PARTS OF THE EXERCISE —
1/ In the text on the green and cream racing aircraft, what top speed did the plane reach in the 1934 Shell speed dash?
2/ Write what comes next in the text on the green and cream racing aircraft, picking up after its last line.

The green and cream colored aircraft was intended to compete in the 1932 National Air Races, but was finished too late. It saw its first race in 1933.

- 1933 National Air Races - 375 Cubic inch class - placed first once, and fourth four other times with a top speed of 154.365 mph
- 1933 Chicago - 375 Cubic inch class placed first four times, 1000 Cubic inch class placed second, 550 Cubic inch class placed third twice with a top speed of 190.95 mph
- 1934 Shell speed dash - top speed of 229.72 mph.
- 1934 National Air Races - Cleveland, Ohio 375 Cubic inch class - placed second four times, in the 550 Cubic inch class placed Third twice, and fourth and fifth once.
- 1935 National Air Races - 375 Cubic inch class - placed first twice, in the 550 Cubic inch class placed third once and fourth once.
- 1935 Miami Air Races - Placed first once, and second once.

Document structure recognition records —
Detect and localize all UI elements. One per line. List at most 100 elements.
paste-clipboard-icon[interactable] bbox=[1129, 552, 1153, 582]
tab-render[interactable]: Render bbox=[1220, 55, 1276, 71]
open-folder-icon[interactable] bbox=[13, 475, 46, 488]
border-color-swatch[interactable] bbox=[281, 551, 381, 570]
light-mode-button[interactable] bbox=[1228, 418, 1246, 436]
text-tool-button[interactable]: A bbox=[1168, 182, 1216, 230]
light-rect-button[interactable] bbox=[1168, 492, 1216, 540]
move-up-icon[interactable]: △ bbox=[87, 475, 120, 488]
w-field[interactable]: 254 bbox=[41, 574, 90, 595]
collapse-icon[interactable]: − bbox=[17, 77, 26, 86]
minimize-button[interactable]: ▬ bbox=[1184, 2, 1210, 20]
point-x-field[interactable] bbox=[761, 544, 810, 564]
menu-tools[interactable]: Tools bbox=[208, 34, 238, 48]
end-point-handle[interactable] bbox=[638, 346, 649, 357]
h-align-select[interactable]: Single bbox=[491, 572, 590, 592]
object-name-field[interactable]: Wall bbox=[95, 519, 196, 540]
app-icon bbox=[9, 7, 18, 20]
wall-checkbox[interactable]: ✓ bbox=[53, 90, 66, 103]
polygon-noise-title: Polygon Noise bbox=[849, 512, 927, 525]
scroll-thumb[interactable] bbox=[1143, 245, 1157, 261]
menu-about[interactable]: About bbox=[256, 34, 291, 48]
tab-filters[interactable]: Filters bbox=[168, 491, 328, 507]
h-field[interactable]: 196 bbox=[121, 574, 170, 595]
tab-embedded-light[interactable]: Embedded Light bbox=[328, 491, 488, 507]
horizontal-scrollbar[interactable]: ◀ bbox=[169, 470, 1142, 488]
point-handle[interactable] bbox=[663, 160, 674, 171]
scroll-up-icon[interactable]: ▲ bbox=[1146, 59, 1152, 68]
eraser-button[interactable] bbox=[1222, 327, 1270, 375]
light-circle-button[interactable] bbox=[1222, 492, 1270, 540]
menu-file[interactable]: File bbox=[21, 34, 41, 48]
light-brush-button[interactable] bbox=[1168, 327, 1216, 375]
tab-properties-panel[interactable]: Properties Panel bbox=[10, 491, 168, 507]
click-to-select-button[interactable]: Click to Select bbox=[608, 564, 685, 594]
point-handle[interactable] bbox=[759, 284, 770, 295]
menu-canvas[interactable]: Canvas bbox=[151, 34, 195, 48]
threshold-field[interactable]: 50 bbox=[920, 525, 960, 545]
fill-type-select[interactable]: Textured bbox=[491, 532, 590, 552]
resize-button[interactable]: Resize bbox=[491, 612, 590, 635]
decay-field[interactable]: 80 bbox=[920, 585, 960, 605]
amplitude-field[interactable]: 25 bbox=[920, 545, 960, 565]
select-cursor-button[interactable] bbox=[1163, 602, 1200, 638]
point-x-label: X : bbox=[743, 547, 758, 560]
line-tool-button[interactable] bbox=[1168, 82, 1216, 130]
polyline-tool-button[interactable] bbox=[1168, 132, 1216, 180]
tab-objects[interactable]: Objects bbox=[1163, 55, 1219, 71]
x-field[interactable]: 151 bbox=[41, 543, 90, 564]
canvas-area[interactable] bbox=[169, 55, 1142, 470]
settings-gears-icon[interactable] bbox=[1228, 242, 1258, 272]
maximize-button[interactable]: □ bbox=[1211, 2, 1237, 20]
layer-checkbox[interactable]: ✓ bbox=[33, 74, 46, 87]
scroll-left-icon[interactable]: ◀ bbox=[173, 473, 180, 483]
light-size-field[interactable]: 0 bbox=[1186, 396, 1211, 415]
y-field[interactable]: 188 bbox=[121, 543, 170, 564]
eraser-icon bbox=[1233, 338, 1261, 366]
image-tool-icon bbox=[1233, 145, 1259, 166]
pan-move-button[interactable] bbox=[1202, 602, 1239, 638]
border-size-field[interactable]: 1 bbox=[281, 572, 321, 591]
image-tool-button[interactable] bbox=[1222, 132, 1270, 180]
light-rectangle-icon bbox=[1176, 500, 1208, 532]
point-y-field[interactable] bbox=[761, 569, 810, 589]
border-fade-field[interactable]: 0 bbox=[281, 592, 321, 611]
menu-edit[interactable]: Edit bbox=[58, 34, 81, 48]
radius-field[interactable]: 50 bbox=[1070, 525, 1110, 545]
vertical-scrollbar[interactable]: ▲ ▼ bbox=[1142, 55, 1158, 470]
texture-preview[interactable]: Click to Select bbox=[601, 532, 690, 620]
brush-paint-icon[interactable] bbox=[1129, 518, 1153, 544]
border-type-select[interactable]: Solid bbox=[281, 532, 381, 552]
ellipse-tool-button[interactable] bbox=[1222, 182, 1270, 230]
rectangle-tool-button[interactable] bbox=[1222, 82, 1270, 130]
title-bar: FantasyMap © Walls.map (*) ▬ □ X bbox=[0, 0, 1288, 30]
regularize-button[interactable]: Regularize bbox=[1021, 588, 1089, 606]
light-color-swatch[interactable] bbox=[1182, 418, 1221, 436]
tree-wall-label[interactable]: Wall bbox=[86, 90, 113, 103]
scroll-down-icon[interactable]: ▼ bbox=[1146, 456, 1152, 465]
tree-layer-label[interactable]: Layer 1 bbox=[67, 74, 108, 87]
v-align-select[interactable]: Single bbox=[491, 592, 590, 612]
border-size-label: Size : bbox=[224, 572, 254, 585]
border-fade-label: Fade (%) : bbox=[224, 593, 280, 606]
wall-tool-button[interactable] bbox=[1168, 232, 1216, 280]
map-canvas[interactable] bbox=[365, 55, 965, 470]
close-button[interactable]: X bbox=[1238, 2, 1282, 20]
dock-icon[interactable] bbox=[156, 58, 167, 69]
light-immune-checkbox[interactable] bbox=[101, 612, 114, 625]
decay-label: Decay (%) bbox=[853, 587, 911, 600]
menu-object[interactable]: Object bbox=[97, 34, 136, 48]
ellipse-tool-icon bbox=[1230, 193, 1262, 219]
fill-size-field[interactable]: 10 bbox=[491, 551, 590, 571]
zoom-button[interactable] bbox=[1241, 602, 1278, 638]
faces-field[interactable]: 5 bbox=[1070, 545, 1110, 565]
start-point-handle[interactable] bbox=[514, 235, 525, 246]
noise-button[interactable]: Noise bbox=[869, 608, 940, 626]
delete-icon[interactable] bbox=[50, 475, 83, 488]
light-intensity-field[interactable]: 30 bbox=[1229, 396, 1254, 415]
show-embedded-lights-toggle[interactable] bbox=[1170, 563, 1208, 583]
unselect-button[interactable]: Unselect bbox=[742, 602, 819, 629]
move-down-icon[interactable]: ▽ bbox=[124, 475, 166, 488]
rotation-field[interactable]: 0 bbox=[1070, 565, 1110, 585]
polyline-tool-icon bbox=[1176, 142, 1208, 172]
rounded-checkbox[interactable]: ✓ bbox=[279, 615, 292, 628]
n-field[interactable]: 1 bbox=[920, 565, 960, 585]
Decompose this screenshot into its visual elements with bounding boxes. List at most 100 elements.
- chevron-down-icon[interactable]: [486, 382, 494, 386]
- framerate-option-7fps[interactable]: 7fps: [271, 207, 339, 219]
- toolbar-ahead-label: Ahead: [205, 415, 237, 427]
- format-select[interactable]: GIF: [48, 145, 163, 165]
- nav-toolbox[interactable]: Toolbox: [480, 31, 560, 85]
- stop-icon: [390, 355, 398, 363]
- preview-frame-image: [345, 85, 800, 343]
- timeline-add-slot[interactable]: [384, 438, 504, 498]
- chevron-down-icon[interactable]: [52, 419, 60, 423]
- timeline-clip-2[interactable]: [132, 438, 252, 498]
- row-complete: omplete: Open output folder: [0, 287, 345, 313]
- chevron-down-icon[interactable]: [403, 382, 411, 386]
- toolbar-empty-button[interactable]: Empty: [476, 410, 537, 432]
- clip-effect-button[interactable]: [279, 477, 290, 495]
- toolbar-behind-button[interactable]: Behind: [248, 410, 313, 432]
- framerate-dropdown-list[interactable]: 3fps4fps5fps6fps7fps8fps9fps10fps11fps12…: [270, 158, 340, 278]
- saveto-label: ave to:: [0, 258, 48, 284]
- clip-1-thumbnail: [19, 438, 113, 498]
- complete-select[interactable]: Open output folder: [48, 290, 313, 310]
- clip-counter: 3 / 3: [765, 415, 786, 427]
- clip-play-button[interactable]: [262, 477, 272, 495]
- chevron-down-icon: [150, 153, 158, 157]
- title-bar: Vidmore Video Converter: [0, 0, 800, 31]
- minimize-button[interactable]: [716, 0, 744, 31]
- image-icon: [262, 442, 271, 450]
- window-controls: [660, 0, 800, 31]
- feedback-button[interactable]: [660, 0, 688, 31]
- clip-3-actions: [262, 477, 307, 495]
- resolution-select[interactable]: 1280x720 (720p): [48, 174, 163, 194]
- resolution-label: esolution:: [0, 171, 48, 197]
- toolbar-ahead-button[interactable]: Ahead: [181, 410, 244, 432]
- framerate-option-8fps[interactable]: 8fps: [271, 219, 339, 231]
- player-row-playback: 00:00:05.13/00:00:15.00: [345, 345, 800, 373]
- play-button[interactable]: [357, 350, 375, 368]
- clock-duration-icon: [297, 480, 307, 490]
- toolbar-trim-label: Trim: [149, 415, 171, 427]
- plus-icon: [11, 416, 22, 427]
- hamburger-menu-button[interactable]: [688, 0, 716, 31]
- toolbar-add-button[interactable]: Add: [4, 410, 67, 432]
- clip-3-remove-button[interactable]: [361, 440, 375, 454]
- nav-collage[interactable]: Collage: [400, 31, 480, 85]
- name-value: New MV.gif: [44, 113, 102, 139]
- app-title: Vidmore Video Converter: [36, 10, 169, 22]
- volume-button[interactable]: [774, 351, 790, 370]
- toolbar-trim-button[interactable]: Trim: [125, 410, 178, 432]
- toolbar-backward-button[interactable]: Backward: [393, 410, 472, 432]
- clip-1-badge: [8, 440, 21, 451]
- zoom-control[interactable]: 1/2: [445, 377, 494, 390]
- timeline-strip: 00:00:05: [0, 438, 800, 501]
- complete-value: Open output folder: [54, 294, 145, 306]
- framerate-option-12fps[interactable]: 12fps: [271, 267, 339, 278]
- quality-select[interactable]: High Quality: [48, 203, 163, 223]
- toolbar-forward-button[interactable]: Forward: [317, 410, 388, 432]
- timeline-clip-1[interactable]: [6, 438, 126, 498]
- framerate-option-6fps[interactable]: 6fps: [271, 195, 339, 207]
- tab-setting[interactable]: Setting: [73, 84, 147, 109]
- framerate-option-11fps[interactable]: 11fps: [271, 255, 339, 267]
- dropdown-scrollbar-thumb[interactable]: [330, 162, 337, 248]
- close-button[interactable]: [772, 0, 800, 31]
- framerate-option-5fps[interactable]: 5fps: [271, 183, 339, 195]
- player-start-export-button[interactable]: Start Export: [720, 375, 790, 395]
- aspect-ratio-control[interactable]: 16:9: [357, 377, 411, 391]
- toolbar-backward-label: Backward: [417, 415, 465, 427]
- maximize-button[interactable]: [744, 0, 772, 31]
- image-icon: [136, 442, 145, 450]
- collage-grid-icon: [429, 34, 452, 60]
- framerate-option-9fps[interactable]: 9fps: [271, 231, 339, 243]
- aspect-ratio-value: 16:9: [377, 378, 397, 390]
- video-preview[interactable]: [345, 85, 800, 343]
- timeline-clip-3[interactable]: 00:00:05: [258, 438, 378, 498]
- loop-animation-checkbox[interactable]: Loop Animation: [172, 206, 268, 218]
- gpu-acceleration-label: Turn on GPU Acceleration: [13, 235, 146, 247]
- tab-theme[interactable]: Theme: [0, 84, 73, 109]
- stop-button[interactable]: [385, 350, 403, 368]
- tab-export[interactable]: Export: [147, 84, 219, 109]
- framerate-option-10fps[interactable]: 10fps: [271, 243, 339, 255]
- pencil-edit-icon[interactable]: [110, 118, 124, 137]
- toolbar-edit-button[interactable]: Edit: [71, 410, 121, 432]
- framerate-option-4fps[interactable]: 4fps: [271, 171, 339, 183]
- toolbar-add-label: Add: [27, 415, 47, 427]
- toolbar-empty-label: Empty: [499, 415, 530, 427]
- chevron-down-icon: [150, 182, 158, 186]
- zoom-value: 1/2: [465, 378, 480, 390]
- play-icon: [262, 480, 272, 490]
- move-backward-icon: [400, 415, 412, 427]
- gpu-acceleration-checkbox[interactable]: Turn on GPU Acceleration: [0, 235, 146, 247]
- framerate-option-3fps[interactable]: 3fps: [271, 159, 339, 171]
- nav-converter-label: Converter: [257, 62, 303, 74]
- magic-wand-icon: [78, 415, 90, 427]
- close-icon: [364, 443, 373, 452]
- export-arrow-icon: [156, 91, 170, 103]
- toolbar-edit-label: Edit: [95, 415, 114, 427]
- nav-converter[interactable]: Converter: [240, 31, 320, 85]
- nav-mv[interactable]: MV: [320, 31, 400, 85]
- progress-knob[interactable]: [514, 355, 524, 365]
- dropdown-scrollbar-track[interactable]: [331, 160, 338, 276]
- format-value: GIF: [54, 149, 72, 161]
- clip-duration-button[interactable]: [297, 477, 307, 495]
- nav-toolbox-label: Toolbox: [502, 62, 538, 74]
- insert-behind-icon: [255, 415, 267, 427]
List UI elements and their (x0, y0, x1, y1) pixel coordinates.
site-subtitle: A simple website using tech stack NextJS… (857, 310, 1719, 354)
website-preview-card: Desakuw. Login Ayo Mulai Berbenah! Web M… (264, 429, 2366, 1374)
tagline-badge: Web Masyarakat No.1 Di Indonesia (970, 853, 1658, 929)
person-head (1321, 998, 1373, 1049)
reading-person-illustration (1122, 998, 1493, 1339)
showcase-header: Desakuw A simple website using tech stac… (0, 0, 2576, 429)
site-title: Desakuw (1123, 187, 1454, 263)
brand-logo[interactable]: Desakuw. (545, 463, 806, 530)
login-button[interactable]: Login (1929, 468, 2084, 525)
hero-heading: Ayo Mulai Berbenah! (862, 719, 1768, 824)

YOUR RESPONSES —
1/ 229.72 mph

2/
- 1936 National Air Races - First time racing under the name "Jeep". 375 Cubic inch class - placed second three times. Placed third in one 550 Cubic inch race.
- 1938 Golden Gate International Exhibition race - placed last against aircraft with over 1000 hp in the field. Chester sells the Jeep to start on a new design, the "Goon".
- 1939 National Air Races - New owner Tom Stauch did not file correct paperwork to fly.
- 1947 Goodyear Races re-engined for Formula One Air Racing. Piloted by Bill Falck.
- 1948 Cleveland Air Races

In 1977 the aircraft was donated to the EAA Airventure Museum in Oshkosh, Wisconsin where it is now restored.